== What you will do ==
Write out the full set of records below exactly.

_ _ _ _

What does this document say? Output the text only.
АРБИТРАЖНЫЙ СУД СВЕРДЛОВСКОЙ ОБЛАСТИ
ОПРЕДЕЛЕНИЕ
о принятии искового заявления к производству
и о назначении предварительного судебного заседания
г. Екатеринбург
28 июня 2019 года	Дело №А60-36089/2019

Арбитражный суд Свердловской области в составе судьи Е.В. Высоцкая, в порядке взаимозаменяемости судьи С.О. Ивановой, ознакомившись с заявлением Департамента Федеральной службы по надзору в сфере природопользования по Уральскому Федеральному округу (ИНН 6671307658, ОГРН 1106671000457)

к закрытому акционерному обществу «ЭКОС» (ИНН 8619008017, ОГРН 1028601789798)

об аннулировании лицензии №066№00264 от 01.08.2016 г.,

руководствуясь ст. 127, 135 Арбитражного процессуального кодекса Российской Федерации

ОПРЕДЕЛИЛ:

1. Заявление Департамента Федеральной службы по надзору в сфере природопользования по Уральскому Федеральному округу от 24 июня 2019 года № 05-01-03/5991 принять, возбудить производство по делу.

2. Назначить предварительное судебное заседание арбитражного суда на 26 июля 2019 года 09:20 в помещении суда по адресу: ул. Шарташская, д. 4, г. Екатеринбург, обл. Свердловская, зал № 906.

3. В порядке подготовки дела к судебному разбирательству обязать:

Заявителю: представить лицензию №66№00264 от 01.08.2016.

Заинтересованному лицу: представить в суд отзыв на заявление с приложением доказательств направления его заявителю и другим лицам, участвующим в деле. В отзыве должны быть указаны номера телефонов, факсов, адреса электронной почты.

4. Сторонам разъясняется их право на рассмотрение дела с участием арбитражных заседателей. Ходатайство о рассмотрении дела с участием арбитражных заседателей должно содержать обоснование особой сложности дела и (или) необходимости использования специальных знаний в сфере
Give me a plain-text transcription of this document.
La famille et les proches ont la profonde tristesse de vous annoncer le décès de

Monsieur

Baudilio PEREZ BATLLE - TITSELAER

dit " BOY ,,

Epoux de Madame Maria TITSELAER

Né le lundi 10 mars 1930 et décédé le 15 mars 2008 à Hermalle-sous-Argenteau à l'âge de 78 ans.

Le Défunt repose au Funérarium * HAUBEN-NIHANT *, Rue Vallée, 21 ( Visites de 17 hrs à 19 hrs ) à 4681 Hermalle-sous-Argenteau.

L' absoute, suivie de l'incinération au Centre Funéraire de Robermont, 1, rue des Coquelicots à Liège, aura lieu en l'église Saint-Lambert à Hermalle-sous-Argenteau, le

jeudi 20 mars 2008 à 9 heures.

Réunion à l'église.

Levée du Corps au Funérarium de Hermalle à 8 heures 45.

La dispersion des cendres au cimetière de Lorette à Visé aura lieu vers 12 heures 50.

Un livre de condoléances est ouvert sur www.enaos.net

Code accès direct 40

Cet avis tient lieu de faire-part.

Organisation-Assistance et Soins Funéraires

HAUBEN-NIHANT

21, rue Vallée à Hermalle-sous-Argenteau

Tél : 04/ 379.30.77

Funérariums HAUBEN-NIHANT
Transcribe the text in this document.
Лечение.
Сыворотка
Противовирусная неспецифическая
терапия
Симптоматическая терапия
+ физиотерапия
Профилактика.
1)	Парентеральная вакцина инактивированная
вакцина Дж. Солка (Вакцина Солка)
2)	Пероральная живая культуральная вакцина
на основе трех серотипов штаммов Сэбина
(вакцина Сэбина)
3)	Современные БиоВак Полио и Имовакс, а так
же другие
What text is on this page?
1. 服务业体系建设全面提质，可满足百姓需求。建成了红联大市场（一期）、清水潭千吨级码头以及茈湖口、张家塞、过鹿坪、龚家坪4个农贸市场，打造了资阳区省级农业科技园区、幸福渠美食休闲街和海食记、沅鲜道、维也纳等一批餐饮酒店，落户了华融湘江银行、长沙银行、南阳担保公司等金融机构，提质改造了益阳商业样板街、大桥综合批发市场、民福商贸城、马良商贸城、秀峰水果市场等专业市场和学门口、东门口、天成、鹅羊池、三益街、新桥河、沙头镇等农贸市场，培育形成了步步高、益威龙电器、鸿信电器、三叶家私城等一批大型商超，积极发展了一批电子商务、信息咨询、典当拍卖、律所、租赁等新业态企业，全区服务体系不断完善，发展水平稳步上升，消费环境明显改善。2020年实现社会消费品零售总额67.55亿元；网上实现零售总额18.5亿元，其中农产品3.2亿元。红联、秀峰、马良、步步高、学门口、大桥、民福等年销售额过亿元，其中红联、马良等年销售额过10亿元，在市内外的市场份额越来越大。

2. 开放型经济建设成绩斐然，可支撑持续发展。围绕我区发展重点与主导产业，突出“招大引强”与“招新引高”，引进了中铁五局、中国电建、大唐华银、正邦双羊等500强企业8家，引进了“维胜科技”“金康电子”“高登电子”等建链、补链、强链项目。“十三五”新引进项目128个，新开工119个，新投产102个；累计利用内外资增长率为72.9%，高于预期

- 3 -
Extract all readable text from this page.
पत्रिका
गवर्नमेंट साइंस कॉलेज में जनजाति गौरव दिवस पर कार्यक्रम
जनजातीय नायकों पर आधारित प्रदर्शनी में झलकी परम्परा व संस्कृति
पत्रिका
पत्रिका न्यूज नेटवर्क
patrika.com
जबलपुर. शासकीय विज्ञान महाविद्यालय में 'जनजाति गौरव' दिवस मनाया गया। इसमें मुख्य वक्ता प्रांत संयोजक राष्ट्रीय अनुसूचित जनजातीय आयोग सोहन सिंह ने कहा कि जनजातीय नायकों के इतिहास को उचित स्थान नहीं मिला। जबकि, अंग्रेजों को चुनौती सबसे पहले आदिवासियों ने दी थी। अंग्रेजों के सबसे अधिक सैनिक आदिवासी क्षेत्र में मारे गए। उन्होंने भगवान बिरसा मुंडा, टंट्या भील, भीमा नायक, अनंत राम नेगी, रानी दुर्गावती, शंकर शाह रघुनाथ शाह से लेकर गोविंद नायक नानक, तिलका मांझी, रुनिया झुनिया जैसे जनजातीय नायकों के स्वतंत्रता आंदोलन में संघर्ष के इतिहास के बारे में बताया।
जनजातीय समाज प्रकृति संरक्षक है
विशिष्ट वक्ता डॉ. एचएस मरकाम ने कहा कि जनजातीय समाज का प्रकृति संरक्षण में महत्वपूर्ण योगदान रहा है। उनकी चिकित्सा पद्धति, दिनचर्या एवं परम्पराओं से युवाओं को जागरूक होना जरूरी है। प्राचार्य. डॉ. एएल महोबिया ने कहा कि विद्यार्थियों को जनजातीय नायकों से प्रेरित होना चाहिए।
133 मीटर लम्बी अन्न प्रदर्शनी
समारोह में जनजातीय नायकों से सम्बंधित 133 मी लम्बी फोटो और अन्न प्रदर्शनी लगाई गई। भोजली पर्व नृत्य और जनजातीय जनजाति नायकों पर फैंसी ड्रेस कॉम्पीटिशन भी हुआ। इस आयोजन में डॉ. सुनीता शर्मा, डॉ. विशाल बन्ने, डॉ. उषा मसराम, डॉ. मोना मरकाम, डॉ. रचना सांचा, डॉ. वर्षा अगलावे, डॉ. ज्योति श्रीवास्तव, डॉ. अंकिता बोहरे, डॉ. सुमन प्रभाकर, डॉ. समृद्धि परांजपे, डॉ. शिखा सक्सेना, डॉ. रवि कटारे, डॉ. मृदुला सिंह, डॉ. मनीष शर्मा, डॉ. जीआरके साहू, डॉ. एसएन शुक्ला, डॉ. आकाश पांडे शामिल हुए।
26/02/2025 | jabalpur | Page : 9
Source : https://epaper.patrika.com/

_ _ _ _

== The answer ==
What does this document say? Output the text only.
АРБИТРАЖНЫЙ СУД СВЕРДЛОВСКОЙ ОБЛАСТИ
ОПРЕДЕЛЕНИЕ
о принятии искового заявления к производству
и о назначении предварительного судебного заседания
г. Екатеринбург
28 июня 2019 года	Дело №А60-36089/2019

Арбитражный суд Свердловской области в составе судьи Е.В. Высоцкая, в порядке взаимозаменяемости судьи С.О. Ивановой, ознакомившись с заявлением Департамента Федеральной службы по надзору в сфере природопользования по Уральскому Федеральному округу (ИНН 6671307658, ОГРН 1106671000457)

к закрытому акционерному обществу «ЭКОС» (ИНН 8619008017, ОГРН 1028601789798)

об аннулировании лицензии №066№00264 от 01.08.2016 г.,

руководствуясь ст. 127, 135 Арбитражного процессуального кодекса Российской Федерации

ОПРЕДЕЛИЛ:

1. Заявление Департамента Федеральной службы по надзору в сфере природопользования по Уральскому Федеральному округу от 24 июня 2019 года № 05-01-03/5991 принять, возбудить производство по делу.

2. Назначить предварительное судебное заседание арбитражного суда на 26 июля 2019 года 09:20 в помещении суда по адресу: ул. Шарташская, д. 4, г. Екатеринбург, обл. Свердловская, зал № 906.

3. В порядке подготовки дела к судебному разбирательству обязать:

Заявителю: представить лицензию №66№00264 от 01.08.2016.

Заинтересованному лицу: представить в суд отзыв на заявление с приложением доказательств направления его заявителю и другим лицам, участвующим в деле. В отзыве должны быть указаны номера телефонов, факсов, адреса электронной почты.

4. Сторонам разъясняется их право на рассмотрение дела с участием арбитражных заседателей. Ходатайство о рассмотрении дела с участием арбитражных заседателей должно содержать обоснование особой сложности дела и (или) необходимости использования специальных знаний в сфере
Give me a plain-text transcription of this document.
La famille et les proches ont la profonde tristesse de vous annoncer le décès de

Monsieur

Baudilio PEREZ BATLLE - TITSELAER

dit " BOY ,,

Epoux de Madame Maria TITSELAER

Né le lundi 10 mars 1930 et décédé le 15 mars 2008 à Hermalle-sous-Argenteau à l'âge de 78 ans.

Le Défunt repose au Funérarium * HAUBEN-NIHANT *, Rue Vallée, 21 ( Visites de 17 hrs à 19 hrs ) à 4681 Hermalle-sous-Argenteau.

L' absoute, suivie de l'incinération au Centre Funéraire de Robermont, 1, rue des Coquelicots à Liège, aura lieu en l'église Saint-Lambert à Hermalle-sous-Argenteau, le

jeudi 20 mars 2008 à 9 heures.

Réunion à l'église.

Levée du Corps au Funérarium de Hermalle à 8 heures 45.

La dispersion des cendres au cimetière de Lorette à Visé aura lieu vers 12 heures 50.

Un livre de condoléances est ouvert sur www.enaos.net

Code accès direct 40

Cet avis tient lieu de faire-part.

Organisation-Assistance et Soins Funéraires

HAUBEN-NIHANT

21, rue Vallée à Hermalle-sous-Argenteau

Tél : 04/ 379.30.77

Funérariums HAUBEN-NIHANT
Transcribe the text in this document.
Лечение.
Сыворотка
Противовирусная неспецифическая
терапия
Симптоматическая терапия
+ физиотерапия
Профилактика.
1)	Парентеральная вакцина инактивированная
вакцина Дж. Солка (Вакцина Солка)
2)	Пероральная живая культуральная вакцина
на основе трех серотипов штаммов Сэбина
(вакцина Сэбина)
3)	Современные БиоВак Полио и Имовакс, а так
же другие
What text is on this page?
1. 服务业体系建设全面提质，可满足百姓需求。建成了红联大市场（一期）、清水潭千吨级码头以及茈湖口、张家塞、过鹿坪、龚家坪4个农贸市场，打造了资阳区省级农业科技园区、幸福渠美食休闲街和海食记、沅鲜道、维也纳等一批餐饮酒店，落户了华融湘江银行、长沙银行、南阳担保公司等金融机构，提质改造了益阳商业样板街、大桥综合批发市场、民福商贸城、马良商贸城、秀峰水果市场等专业市场和学门口、东门口、天成、鹅羊池、三益街、新桥河、沙头镇等农贸市场，培育形成了步步高、益威龙电器、鸿信电器、三叶家私城等一批大型商超，积极发展了一批电子商务、信息咨询、典当拍卖、律所、租赁等新业态企业，全区服务体系不断完善，发展水平稳步上升，消费环境明显改善。2020年实现社会消费品零售总额67.55亿元；网上实现零售总额18.5亿元，其中农产品3.2亿元。红联、秀峰、马良、步步高、学门口、大桥、民福等年销售额过亿元，其中红联、马良等年销售额过10亿元，在市内外的市场份额越来越大。

2. 开放型经济建设成绩斐然，可支撑持续发展。围绕我区发展重点与主导产业，突出“招大引强”与“招新引高”，引进了中铁五局、中国电建、大唐华银、正邦双羊等500强企业8家，引进了“维胜科技”“金康电子”“高登电子”等建链、补链、强链项目。“十三五”新引进项目128个，新开工119个，新投产102个；累计利用内外资增长率为72.9%，高于预期

- 3 -
Extract all readable text from this page.
पत्रिका
गवर्नमेंट साइंस कॉलेज में जनजाति गौरव दिवस पर कार्यक्रम
जनजातीय नायकों पर आधारित प्रदर्शनी में झलकी परम्परा व संस्कृति
पत्रिका
पत्रिका न्यूज नेटवर्क
patrika.com
जबलपुर. शासकीय विज्ञान महाविद्यालय में 'जनजाति गौरव' दिवस मनाया गया। इसमें मुख्य वक्ता प्रांत संयोजक राष्ट्रीय अनुसूचित जनजातीय आयोग सोहन सिंह ने कहा कि जनजातीय नायकों के इतिहास को उचित स्थान नहीं मिला। जबकि, अंग्रेजों को चुनौती सबसे पहले आदिवासियों ने दी थी। अंग्रेजों के सबसे अधिक सैनिक आदिवासी क्षेत्र में मारे गए। उन्होंने भगवान बिरसा मुंडा, टंट्या भील, भीमा नायक, अनंत राम नेगी, रानी दुर्गावती, शंकर शाह रघुनाथ शाह से लेकर गोविंद नायक नानक, तिलका मांझी, रुनिया झुनिया जैसे जनजातीय नायकों के स्वतंत्रता आंदोलन में संघर्ष के इतिहास के बारे में बताया।
जनजातीय समाज प्रकृति संरक्षक है
विशिष्ट वक्ता डॉ. एचएस मरकाम ने कहा कि जनजातीय समाज का प्रकृति संरक्षण में महत्वपूर्ण योगदान रहा है। उनकी चिकित्सा पद्धति, दिनचर्या एवं परम्पराओं से युवाओं को जागरूक होना जरूरी है। प्राचार्य. डॉ. एएल महोबिया ने कहा कि विद्यार्थियों को जनजातीय नायकों से प्रेरित होना चाहिए।
133 मीटर लम्बी अन्न प्रदर्शनी
समारोह में जनजातीय नायकों से सम्बंधित 133 मी लम्बी फोटो और अन्न प्रदर्शनी लगाई गई। भोजली पर्व नृत्य और जनजातीय जनजाति नायकों पर फैंसी ड्रेस कॉम्पीटिशन भी हुआ। इस आयोजन में डॉ. सुनीता शर्मा, डॉ. विशाल बन्ने, डॉ. उषा मसराम, डॉ. मोना मरकाम, डॉ. रचना सांचा, डॉ. वर्षा अगलावे, डॉ. ज्योति श्रीवास्तव, डॉ. अंकिता बोहरे, डॉ. सुमन प्रभाकर, डॉ. समृद्धि परांजपे, डॉ. शिखा सक्सेना, डॉ. रवि कटारे, डॉ. मृदुला सिंह, डॉ. मनीष शर्मा, डॉ. जीआरके साहू, डॉ. एसएन शुक्ला, डॉ. आकाश पांडे शामिल हुए।
26/02/2025 | jabalpur | Page : 9
Source : https://epaper.patrika.com/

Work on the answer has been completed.